» **ENTRIES**
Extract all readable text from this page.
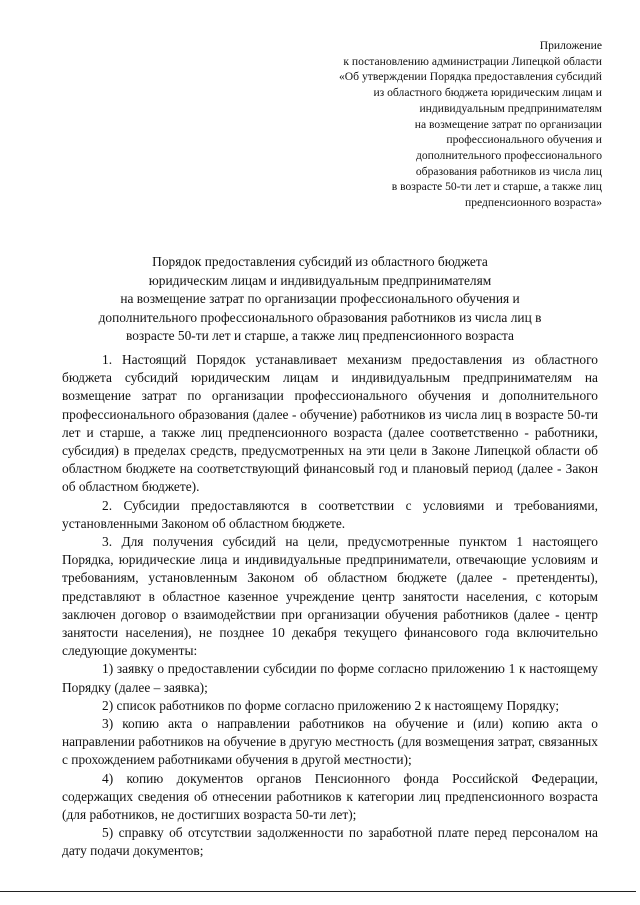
Приложение
к постановлению администрации Липецкой области
«Об утверждении Порядка предоставления субсидий
из областного бюджета юридическим лицам и
индивидуальным предпринимателям
на возмещение затрат по организации
профессионального обучения и
дополнительного профессионального
образования работников из числа лиц
в возрасте 50-ти лет и старше, а также лиц
предпенсионного возраста»
Порядок предоставления субсидий из областного бюджета
юридическим лицам и индивидуальным предпринимателям
на возмещение затрат по организации профессионального обучения и
дополнительного профессионального образования работников из числа лиц в
возрасте 50-ти лет и старше, а также лиц предпенсионного возраста

1. Настоящий Порядок устанавливает механизм предоставления из областного бюджета субсидий юридическим лицам и индивидуальным предпринимателям на возмещение затрат по организации профессионального обучения и дополнительного профессионального образования (далее - обучение) работников из числа лиц в возрасте 50-ти лет и старше, а также лиц предпенсионного возраста (далее соответственно - работники, субсидия) в пределах средств, предусмотренных на эти цели в Законе Липецкой области об областном бюджете на соответствующий финансовый год и плановый период (далее - Закон об областном бюджете).

2. Субсидии предоставляются в соответствии с условиями и требованиями, установленными Законом об областном бюджете.

3. Для получения субсидий на цели, предусмотренные пунктом 1 настоящего Порядка, юридические лица и индивидуальные предприниматели, отвечающие условиям и требованиям, установленным Законом об областном бюджете (далее - претенденты), представляют в областное казенное учреждение центр занятости населения, с которым заключен договор о взаимодействии при организации обучения работников (далее - центр занятости населения), не позднее 10 декабря текущего финансового года включительно следующие документы:

1) заявку о предоставлении субсидии по форме согласно приложению 1 к настоящему Порядку (далее – заявка);

2) список работников по форме согласно приложению 2 к настоящему Порядку;

3) копию акта о направлении работников на обучение и (или) копию акта о направлении работников на обучение в другую местность (для возмещения затрат, связанных с прохождением работниками обучения в другой местности);

4) копию документов органов Пенсионного фонда Российской Федерации, содержащих сведения об отнесении работников к категории лиц предпенсионного возраста (для работников, не достигших возраста 50-ти лет);

5) справку об отсутствии задолженности по заработной плате перед персоналом на дату подачи документов;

» **EXERCISE DETAILS**
Print the full listing exactly, dropping the pictures.

» **WORKED SOLUTION**
Extract all readable text from this page.
Приложение
к постановлению администрации Липецкой области
«Об утверждении Порядка предоставления субсидий
из областного бюджета юридическим лицам и
индивидуальным предпринимателям
на возмещение затрат по организации
профессионального обучения и
дополнительного профессионального
образования работников из числа лиц
в возрасте 50-ти лет и старше, а также лиц
предпенсионного возраста»
Порядок предоставления субсидий из областного бюджета
юридическим лицам и индивидуальным предпринимателям
на возмещение затрат по организации профессионального обучения и
дополнительного профессионального образования работников из числа лиц в
возрасте 50-ти лет и старше, а также лиц предпенсионного возраста

1. Настоящий Порядок устанавливает механизм предоставления из областного бюджета субсидий юридическим лицам и индивидуальным предпринимателям на возмещение затрат по организации профессионального обучения и дополнительного профессионального образования (далее - обучение) работников из числа лиц в возрасте 50-ти лет и старше, а также лиц предпенсионного возраста (далее соответственно - работники, субсидия) в пределах средств, предусмотренных на эти цели в Законе Липецкой области об областном бюджете на соответствующий финансовый год и плановый период (далее - Закон об областном бюджете).

2. Субсидии предоставляются в соответствии с условиями и требованиями, установленными Законом об областном бюджете.

3. Для получения субсидий на цели, предусмотренные пунктом 1 настоящего Порядка, юридические лица и индивидуальные предприниматели, отвечающие условиям и требованиям, установленным Законом об областном бюджете (далее - претенденты), представляют в областное казенное учреждение центр занятости населения, с которым заключен договор о взаимодействии при организации обучения работников (далее - центр занятости населения), не позднее 10 декабря текущего финансового года включительно следующие документы:

1) заявку о предоставлении субсидии по форме согласно приложению 1 к настоящему Порядку (далее – заявка);

2) список работников по форме согласно приложению 2 к настоящему Порядку;

3) копию акта о направлении работников на обучение и (или) копию акта о направлении работников на обучение в другую местность (для возмещения затрат, связанных с прохождением работниками обучения в другой местности);

4) копию документов органов Пенсионного фонда Российской Федерации, содержащих сведения об отнесении работников к категории лиц предпенсионного возраста (для работников, не достигших возраста 50-ти лет);

5) справку об отсутствии задолженности по заработной плате перед персоналом на дату подачи документов;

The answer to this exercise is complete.